Please print all of the material below, word for word.

================================

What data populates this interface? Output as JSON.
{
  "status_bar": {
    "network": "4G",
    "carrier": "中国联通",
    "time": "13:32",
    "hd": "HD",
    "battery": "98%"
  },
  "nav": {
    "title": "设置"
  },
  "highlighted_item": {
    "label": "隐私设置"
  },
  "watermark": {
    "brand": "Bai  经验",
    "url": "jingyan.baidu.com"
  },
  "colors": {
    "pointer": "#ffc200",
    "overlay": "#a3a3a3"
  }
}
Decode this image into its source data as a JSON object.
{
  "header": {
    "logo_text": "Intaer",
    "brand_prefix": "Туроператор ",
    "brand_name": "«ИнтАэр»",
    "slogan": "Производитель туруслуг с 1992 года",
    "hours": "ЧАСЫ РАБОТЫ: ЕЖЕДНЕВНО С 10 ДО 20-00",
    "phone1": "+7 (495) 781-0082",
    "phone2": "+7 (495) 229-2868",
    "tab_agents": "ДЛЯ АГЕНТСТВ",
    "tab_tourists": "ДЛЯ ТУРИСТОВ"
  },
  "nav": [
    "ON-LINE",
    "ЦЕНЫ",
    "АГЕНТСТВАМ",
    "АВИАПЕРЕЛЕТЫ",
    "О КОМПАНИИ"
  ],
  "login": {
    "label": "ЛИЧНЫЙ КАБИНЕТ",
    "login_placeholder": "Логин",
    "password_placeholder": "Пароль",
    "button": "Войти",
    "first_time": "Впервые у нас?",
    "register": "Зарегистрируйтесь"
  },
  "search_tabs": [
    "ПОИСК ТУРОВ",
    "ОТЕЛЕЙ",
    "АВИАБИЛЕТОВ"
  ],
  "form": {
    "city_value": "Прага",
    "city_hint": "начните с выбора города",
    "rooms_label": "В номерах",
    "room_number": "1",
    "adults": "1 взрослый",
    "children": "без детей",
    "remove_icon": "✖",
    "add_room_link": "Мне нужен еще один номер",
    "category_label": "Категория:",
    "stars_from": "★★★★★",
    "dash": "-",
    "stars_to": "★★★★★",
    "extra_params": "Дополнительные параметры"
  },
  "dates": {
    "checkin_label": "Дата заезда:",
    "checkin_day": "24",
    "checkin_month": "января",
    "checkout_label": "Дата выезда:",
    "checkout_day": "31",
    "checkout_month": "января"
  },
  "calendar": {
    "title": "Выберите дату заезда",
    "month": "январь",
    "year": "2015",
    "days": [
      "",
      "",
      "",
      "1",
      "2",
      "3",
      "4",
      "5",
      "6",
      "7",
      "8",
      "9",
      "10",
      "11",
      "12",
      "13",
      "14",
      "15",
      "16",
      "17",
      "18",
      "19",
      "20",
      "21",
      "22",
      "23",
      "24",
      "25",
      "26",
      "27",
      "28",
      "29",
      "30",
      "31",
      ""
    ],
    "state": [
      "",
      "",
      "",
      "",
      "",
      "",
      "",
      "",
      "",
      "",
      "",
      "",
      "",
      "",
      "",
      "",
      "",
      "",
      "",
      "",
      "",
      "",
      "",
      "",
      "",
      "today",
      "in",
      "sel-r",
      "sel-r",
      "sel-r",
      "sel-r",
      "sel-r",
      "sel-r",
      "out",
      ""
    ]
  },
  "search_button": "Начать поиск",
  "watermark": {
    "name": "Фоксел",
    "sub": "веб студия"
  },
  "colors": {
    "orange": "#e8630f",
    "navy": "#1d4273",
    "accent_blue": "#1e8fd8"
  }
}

================================

** Expected output **
What data populates this interface? Output as JSON.
{
  "status_bar": {
    "network": "4G",
    "carrier": "中国联通",
    "time": "13:32",
    "hd": "HD",
    "battery": "98%"
  },
  "nav": {
    "title": "设置"
  },
  "highlighted_item": {
    "label": "隐私设置"
  },
  "watermark": {
    "brand": "Bai  经验",
    "url": "jingyan.baidu.com"
  },
  "colors": {
    "pointer": "#ffc200",
    "overlay": "#a3a3a3"
  }
}
Decode this image into its source data as a JSON object.
{
  "header": {
    "logo_text": "Intaer",
    "brand_prefix": "Туроператор ",
    "brand_name": "«ИнтАэр»",
    "slogan": "Производитель туруслуг с 1992 года",
    "hours": "ЧАСЫ РАБОТЫ: ЕЖЕДНЕВНО С 10 ДО 20-00",
    "phone1": "+7 (495) 781-0082",
    "phone2": "+7 (495) 229-2868",
    "tab_agents": "ДЛЯ АГЕНТСТВ",
    "tab_tourists": "ДЛЯ ТУРИСТОВ"
  },
  "nav": [
    "ON-LINE",
    "ЦЕНЫ",
    "АГЕНТСТВАМ",
    "АВИАПЕРЕЛЕТЫ",
    "О КОМПАНИИ"
  ],
  "login": {
    "label": "ЛИЧНЫЙ КАБИНЕТ",
    "login_placeholder": "Логин",
    "password_placeholder": "Пароль",
    "button": "Войти",
    "first_time": "Впервые у нас?",
    "register": "Зарегистрируйтесь"
  },
  "search_tabs": [
    "ПОИСК ТУРОВ",
    "ОТЕЛЕЙ",
    "АВИАБИЛЕТОВ"
  ],
  "form": {
    "city_value": "Прага",
    "city_hint": "начните с выбора города",
    "rooms_label": "В номерах",
    "room_number": "1",
    "adults": "1 взрослый",
    "children": "без детей",
    "remove_icon": "✖",
    "add_room_link": "Мне нужен еще один номер",
    "category_label": "Категория:",
    "stars_from": "★★★★★",
    "dash": "-",
    "stars_to": "★★★★★",
    "extra_params": "Дополнительные параметры"
  },
  "dates": {
    "checkin_label": "Дата заезда:",
    "checkin_day": "24",
    "checkin_month": "января",
    "checkout_label": "Дата выезда:",
    "checkout_day": "31",
    "checkout_month": "января"
  },
  "calendar": {
    "title": "Выберите дату заезда",
    "month": "январь",
    "year": "2015",
    "days": [
      "",
      "",
      "",
      "1",
      "2",
      "3",
      "4",
      "5",
      "6",
      "7",
      "8",
      "9",
      "10",
      "11",
      "12",
      "13",
      "14",
      "15",
      "16",
      "17",
      "18",
      "19",
      "20",
      "21",
      "22",
      "23",
      "24",
      "25",
      "26",
      "27",
      "28",
      "29",
      "30",
      "31",
      ""
    ],
    "state": [
      "",
      "",
      "",
      "",
      "",
      "",
      "",
      "",
      "",
      "",
      "",
      "",
      "",
      "",
      "",
      "",
      "",
      "",
      "",
      "",
      "",
      "",
      "",
      "",
      "",
      "today",
      "in",
      "sel-r",
      "sel-r",
      "sel-r",
      "sel-r",
      "sel-r",
      "sel-r",
      "out",
      ""
    ]
  },
  "search_button": "Начать поиск",
  "watermark": {
    "name": "Фоксел",
    "sub": "веб студия"
  },
  "colors": {
    "orange": "#e8630f",
    "navy": "#1d4273",
    "accent_blue": "#1e8fd8"
  }
}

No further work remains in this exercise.